======== Provided data
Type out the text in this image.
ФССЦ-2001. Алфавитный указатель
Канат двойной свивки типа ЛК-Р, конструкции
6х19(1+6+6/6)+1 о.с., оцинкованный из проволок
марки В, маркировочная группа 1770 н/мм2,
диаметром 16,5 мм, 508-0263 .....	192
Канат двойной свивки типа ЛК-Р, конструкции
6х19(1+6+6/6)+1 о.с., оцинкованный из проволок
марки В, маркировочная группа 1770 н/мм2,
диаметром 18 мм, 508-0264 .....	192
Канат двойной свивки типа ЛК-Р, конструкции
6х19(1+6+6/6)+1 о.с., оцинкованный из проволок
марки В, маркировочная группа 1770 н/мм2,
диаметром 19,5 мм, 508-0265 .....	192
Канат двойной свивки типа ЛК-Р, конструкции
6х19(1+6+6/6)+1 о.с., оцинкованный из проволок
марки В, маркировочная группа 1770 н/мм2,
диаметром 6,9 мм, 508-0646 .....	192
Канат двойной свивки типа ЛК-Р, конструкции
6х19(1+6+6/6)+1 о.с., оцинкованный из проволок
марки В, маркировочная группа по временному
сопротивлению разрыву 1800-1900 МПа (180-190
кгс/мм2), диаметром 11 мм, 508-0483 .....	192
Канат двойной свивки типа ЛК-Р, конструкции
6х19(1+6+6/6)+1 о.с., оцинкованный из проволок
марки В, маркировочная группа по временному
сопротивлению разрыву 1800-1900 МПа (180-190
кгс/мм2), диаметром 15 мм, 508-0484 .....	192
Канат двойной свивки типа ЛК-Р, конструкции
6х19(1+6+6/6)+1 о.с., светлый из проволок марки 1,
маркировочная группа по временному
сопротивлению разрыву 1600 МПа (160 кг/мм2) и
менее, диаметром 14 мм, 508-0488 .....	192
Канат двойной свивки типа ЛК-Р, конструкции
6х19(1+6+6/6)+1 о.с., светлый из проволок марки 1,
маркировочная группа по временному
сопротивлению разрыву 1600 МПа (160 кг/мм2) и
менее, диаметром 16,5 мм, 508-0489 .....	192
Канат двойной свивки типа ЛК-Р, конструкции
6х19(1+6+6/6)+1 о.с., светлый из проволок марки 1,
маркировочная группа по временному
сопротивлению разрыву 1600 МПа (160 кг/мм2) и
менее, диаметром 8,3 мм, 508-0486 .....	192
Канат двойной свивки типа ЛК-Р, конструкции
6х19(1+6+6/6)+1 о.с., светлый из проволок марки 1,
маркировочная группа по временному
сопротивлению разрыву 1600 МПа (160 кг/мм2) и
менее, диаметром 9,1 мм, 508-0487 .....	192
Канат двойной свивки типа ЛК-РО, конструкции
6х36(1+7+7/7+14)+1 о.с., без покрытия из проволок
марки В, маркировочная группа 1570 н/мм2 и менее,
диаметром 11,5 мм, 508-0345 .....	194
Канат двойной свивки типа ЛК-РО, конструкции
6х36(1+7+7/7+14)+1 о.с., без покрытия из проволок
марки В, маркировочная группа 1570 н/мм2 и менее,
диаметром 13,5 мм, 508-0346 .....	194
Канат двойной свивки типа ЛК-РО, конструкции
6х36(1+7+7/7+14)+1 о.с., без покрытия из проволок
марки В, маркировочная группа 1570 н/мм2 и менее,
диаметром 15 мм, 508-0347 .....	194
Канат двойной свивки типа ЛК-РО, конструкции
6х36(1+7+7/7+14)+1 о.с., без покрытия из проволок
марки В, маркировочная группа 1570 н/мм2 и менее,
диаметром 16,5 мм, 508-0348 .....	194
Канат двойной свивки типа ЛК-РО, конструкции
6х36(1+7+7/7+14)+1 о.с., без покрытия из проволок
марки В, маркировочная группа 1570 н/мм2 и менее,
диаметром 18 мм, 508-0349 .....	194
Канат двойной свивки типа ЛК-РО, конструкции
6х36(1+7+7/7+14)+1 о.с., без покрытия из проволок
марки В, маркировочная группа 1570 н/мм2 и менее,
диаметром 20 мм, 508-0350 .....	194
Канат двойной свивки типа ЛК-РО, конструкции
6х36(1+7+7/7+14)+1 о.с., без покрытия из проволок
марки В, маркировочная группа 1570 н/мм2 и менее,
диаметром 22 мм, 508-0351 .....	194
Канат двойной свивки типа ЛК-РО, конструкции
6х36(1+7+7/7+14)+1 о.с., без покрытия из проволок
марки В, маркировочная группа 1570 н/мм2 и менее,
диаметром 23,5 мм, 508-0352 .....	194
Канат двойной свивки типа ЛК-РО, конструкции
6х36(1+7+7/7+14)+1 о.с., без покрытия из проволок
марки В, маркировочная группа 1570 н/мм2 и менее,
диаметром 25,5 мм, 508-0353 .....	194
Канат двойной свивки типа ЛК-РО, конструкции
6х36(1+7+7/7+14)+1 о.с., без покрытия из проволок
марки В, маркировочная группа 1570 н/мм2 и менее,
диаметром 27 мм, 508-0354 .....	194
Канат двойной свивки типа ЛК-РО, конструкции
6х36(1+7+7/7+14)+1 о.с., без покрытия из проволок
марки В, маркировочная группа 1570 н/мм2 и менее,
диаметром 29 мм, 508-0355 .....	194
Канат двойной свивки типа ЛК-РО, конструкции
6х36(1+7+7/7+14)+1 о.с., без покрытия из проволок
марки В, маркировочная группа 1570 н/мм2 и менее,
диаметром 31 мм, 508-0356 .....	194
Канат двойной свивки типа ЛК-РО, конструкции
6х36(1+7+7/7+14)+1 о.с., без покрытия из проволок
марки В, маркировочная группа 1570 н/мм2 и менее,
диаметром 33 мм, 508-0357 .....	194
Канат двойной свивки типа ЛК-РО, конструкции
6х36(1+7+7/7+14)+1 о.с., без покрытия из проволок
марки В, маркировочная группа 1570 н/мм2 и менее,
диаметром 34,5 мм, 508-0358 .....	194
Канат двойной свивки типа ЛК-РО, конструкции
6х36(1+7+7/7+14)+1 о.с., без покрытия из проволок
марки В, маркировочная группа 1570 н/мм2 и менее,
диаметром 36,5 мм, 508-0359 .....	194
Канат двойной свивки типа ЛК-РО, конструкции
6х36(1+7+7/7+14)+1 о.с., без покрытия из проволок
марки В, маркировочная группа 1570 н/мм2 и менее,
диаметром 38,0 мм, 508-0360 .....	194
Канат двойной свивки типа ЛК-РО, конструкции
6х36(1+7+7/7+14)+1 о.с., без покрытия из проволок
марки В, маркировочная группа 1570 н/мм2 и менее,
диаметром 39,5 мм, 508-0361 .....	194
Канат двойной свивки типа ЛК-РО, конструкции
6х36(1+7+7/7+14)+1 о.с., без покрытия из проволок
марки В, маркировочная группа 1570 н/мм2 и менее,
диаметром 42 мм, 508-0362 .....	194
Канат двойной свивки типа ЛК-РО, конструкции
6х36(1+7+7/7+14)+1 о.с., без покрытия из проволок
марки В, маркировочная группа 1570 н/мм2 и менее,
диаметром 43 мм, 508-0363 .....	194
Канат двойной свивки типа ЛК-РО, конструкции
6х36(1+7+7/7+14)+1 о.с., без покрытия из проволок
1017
================
### Given instruction
Output the records verbatim, from the first line to the last.

### Task result
Type out the text in this image.
ФССЦ-2001. Алфавитный указатель
Канат двойной свивки типа ЛК-Р, конструкции
6х19(1+6+6/6)+1 о.с., оцинкованный из проволок
марки В, маркировочная группа 1770 н/мм2,
диаметром 16,5 мм, 508-0263 .....	192
Канат двойной свивки типа ЛК-Р, конструкции
6х19(1+6+6/6)+1 о.с., оцинкованный из проволок
марки В, маркировочная группа 1770 н/мм2,
диаметром 18 мм, 508-0264 .....	192
Канат двойной свивки типа ЛК-Р, конструкции
6х19(1+6+6/6)+1 о.с., оцинкованный из проволок
марки В, маркировочная группа 1770 н/мм2,
диаметром 19,5 мм, 508-0265 .....	192
Канат двойной свивки типа ЛК-Р, конструкции
6х19(1+6+6/6)+1 о.с., оцинкованный из проволок
марки В, маркировочная группа 1770 н/мм2,
диаметром 6,9 мм, 508-0646 .....	192
Канат двойной свивки типа ЛК-Р, конструкции
6х19(1+6+6/6)+1 о.с., оцинкованный из проволок
марки В, маркировочная группа по временному
сопротивлению разрыву 1800-1900 МПа (180-190
кгс/мм2), диаметром 11 мм, 508-0483 .....	192
Канат двойной свивки типа ЛК-Р, конструкции
6х19(1+6+6/6)+1 о.с., оцинкованный из проволок
марки В, маркировочная группа по временному
сопротивлению разрыву 1800-1900 МПа (180-190
кгс/мм2), диаметром 15 мм, 508-0484 .....	192
Канат двойной свивки типа ЛК-Р, конструкции
6х19(1+6+6/6)+1 о.с., светлый из проволок марки 1,
маркировочная группа по временному
сопротивлению разрыву 1600 МПа (160 кг/мм2) и
менее, диаметром 14 мм, 508-0488 .....	192
Канат двойной свивки типа ЛК-Р, конструкции
6х19(1+6+6/6)+1 о.с., светлый из проволок марки 1,
маркировочная группа по временному
сопротивлению разрыву 1600 МПа (160 кг/мм2) и
менее, диаметром 16,5 мм, 508-0489 .....	192
Канат двойной свивки типа ЛК-Р, конструкции
6х19(1+6+6/6)+1 о.с., светлый из проволок марки 1,
маркировочная группа по временному
сопротивлению разрыву 1600 МПа (160 кг/мм2) и
менее, диаметром 8,3 мм, 508-0486 .....	192
Канат двойной свивки типа ЛК-Р, конструкции
6х19(1+6+6/6)+1 о.с., светлый из проволок марки 1,
маркировочная группа по временному
сопротивлению разрыву 1600 МПа (160 кг/мм2) и
менее, диаметром 9,1 мм, 508-0487 .....	192
Канат двойной свивки типа ЛК-РО, конструкции
6х36(1+7+7/7+14)+1 о.с., без покрытия из проволок
марки В, маркировочная группа 1570 н/мм2 и менее,
диаметром 11,5 мм, 508-0345 .....	194
Канат двойной свивки типа ЛК-РО, конструкции
6х36(1+7+7/7+14)+1 о.с., без покрытия из проволок
марки В, маркировочная группа 1570 н/мм2 и менее,
диаметром 13,5 мм, 508-0346 .....	194
Канат двойной свивки типа ЛК-РО, конструкции
6х36(1+7+7/7+14)+1 о.с., без покрытия из проволок
марки В, маркировочная группа 1570 н/мм2 и менее,
диаметром 15 мм, 508-0347 .....	194
Канат двойной свивки типа ЛК-РО, конструкции
6х36(1+7+7/7+14)+1 о.с., без покрытия из проволок
марки В, маркировочная группа 1570 н/мм2 и менее,
диаметром 16,5 мм, 508-0348 .....	194
Канат двойной свивки типа ЛК-РО, конструкции
6х36(1+7+7/7+14)+1 о.с., без покрытия из проволок
марки В, маркировочная группа 1570 н/мм2 и менее,
диаметром 18 мм, 508-0349 .....	194
Канат двойной свивки типа ЛК-РО, конструкции
6х36(1+7+7/7+14)+1 о.с., без покрытия из проволок
марки В, маркировочная группа 1570 н/мм2 и менее,
диаметром 20 мм, 508-0350 .....	194
Канат двойной свивки типа ЛК-РО, конструкции
6х36(1+7+7/7+14)+1 о.с., без покрытия из проволок
марки В, маркировочная группа 1570 н/мм2 и менее,
диаметром 22 мм, 508-0351 .....	194
Канат двойной свивки типа ЛК-РО, конструкции
6х36(1+7+7/7+14)+1 о.с., без покрытия из проволок
марки В, маркировочная группа 1570 н/мм2 и менее,
диаметром 23,5 мм, 508-0352 .....	194
Канат двойной свивки типа ЛК-РО, конструкции
6х36(1+7+7/7+14)+1 о.с., без покрытия из проволок
марки В, маркировочная группа 1570 н/мм2 и менее,
диаметром 25,5 мм, 508-0353 .....	194
Канат двойной свивки типа ЛК-РО, конструкции
6х36(1+7+7/7+14)+1 о.с., без покрытия из проволок
марки В, маркировочная группа 1570 н/мм2 и менее,
диаметром 27 мм, 508-0354 .....	194
Канат двойной свивки типа ЛК-РО, конструкции
6х36(1+7+7/7+14)+1 о.с., без покрытия из проволок
марки В, маркировочная группа 1570 н/мм2 и менее,
диаметром 29 мм, 508-0355 .....	194
Канат двойной свивки типа ЛК-РО, конструкции
6х36(1+7+7/7+14)+1 о.с., без покрытия из проволок
марки В, маркировочная группа 1570 н/мм2 и менее,
диаметром 31 мм, 508-0356 .....	194
Канат двойной свивки типа ЛК-РО, конструкции
6х36(1+7+7/7+14)+1 о.с., без покрытия из проволок
марки В, маркировочная группа 1570 н/мм2 и менее,
диаметром 33 мм, 508-0357 .....	194
Канат двойной свивки типа ЛК-РО, конструкции
6х36(1+7+7/7+14)+1 о.с., без покрытия из проволок
марки В, маркировочная группа 1570 н/мм2 и менее,
диаметром 34,5 мм, 508-0358 .....	194
Канат двойной свивки типа ЛК-РО, конструкции
6х36(1+7+7/7+14)+1 о.с., без покрытия из проволок
марки В, маркировочная группа 1570 н/мм2 и менее,
диаметром 36,5 мм, 508-0359 .....	194
Канат двойной свивки типа ЛК-РО, конструкции
6х36(1+7+7/7+14)+1 о.с., без покрытия из проволок
марки В, маркировочная группа 1570 н/мм2 и менее,
диаметром 38,0 мм, 508-0360 .....	194
Канат двойной свивки типа ЛК-РО, конструкции
6х36(1+7+7/7+14)+1 о.с., без покрытия из проволок
марки В, маркировочная группа 1570 н/мм2 и менее,
диаметром 39,5 мм, 508-0361 .....	194
Канат двойной свивки типа ЛК-РО, конструкции
6х36(1+7+7/7+14)+1 о.с., без покрытия из проволок
марки В, маркировочная группа 1570 н/мм2 и менее,
диаметром 42 мм, 508-0362 .....	194
Канат двойной свивки типа ЛК-РО, конструкции
6х36(1+7+7/7+14)+1 о.с., без покрытия из проволок
марки В, маркировочная группа 1570 н/мм2 и менее,
диаметром 43 мм, 508-0363 .....	194
Канат двойной свивки типа ЛК-РО, конструкции
6х36(1+7+7/7+14)+1 о.с., без покрытия из проволок
1017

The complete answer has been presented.